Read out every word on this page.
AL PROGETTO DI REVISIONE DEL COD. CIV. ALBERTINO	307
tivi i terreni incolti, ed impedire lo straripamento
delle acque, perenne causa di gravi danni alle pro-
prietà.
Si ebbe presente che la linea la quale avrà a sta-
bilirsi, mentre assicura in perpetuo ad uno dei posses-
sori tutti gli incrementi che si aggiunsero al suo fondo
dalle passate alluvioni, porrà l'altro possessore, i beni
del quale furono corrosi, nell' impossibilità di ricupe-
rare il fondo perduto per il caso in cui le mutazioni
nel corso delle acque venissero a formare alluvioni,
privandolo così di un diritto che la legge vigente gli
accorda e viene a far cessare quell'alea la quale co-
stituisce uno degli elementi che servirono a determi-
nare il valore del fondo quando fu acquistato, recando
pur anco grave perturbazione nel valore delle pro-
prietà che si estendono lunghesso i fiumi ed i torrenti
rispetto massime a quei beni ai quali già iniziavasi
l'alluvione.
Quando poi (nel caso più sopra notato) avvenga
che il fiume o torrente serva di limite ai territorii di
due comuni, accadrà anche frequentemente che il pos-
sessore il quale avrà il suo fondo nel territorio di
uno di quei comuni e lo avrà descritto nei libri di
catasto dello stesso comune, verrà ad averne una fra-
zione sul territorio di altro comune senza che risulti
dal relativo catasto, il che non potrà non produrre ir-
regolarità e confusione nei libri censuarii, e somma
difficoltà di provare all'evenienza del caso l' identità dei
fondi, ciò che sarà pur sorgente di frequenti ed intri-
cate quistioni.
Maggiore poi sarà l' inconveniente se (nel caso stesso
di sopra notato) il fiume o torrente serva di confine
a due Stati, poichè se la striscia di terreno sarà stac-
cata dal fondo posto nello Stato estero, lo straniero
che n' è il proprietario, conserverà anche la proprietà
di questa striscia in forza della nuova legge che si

* * *

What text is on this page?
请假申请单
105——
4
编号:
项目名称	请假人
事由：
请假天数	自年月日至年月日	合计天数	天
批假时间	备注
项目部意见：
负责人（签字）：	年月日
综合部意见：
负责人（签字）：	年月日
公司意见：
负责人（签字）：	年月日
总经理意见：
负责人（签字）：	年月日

...

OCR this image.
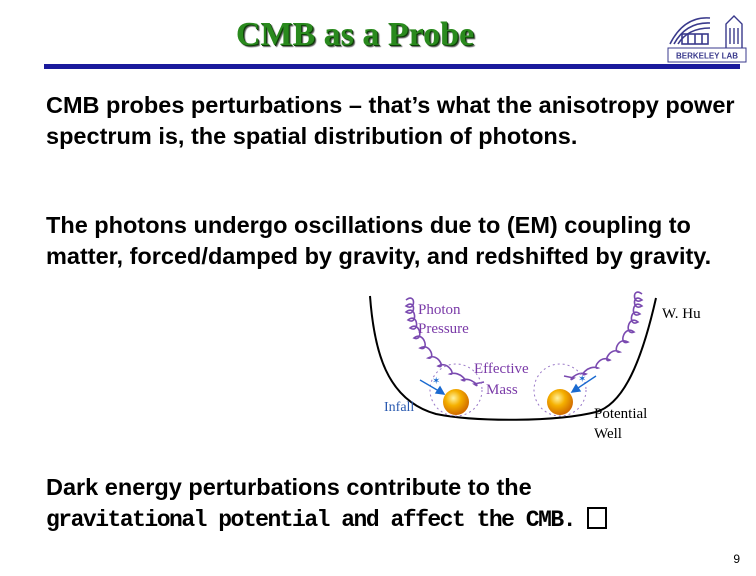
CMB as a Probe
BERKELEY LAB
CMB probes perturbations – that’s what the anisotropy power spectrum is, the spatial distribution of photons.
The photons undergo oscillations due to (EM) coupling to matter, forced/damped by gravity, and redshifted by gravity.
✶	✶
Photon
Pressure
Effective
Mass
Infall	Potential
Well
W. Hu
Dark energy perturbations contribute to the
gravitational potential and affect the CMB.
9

_Instructions to follow:_ Extract every line above containing the word "quale".

_The completed task:_
Si ebbe presente che la linea la quale avrà a sta-
del quale furono corrosi, nell' impossibilità di ricupe-
accorda e viene a far cessare quell'alea la quale co-
sessore il quale avrà il suo fondo nel territorio di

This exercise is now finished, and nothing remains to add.